What the exercise asks:
Go through the listing below and gather every line with the word "this".

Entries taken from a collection
## Begin
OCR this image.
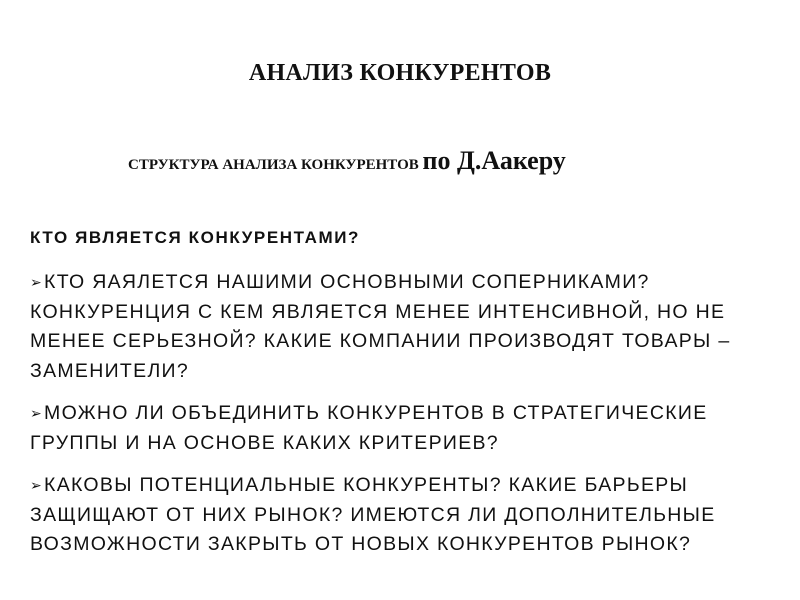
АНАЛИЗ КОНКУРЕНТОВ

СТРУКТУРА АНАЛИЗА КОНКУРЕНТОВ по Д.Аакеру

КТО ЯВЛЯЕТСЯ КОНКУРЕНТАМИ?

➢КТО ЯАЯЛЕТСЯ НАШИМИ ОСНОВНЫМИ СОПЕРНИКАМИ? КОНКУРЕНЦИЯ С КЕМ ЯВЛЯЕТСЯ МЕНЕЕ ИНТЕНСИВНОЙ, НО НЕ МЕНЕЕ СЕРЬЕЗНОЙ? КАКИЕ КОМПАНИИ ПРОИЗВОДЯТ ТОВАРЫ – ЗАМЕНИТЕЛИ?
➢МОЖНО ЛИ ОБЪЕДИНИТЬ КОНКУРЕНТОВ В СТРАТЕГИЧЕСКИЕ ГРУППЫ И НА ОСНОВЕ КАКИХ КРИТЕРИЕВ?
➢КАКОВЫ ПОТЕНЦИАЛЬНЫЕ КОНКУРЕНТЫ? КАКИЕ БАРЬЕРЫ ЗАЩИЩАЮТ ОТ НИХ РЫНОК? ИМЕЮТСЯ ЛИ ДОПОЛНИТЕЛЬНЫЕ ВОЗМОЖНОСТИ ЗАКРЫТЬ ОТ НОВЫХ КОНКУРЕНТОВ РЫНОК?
## End
## Begin
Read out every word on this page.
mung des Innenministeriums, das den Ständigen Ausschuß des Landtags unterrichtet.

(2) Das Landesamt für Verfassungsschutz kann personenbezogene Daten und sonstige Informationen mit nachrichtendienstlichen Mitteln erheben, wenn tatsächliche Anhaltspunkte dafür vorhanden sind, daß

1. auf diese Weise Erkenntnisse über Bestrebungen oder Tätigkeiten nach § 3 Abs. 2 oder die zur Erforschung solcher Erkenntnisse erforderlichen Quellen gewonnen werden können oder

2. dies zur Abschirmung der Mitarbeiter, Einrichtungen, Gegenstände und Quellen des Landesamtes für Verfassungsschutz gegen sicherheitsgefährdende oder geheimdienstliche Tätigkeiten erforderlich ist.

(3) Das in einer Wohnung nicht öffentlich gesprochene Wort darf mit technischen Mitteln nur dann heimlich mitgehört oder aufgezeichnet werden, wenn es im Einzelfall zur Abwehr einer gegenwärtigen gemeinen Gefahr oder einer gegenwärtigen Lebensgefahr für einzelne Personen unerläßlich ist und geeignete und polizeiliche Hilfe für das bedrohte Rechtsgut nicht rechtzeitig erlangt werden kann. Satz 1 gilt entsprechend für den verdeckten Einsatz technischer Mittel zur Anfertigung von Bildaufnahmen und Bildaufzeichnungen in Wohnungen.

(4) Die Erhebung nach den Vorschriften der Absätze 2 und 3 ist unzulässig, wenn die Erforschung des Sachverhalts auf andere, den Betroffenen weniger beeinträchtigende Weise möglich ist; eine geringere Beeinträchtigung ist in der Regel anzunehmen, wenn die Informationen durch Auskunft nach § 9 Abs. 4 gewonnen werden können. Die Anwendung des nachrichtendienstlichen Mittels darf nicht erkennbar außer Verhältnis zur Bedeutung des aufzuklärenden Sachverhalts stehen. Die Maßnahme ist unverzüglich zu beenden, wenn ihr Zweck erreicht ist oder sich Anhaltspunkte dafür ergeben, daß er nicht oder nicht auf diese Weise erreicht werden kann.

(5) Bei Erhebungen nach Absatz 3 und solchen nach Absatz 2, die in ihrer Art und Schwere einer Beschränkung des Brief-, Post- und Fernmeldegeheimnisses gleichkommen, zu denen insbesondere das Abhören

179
## End
Full output:
OCR this image.
Read out every word on this page.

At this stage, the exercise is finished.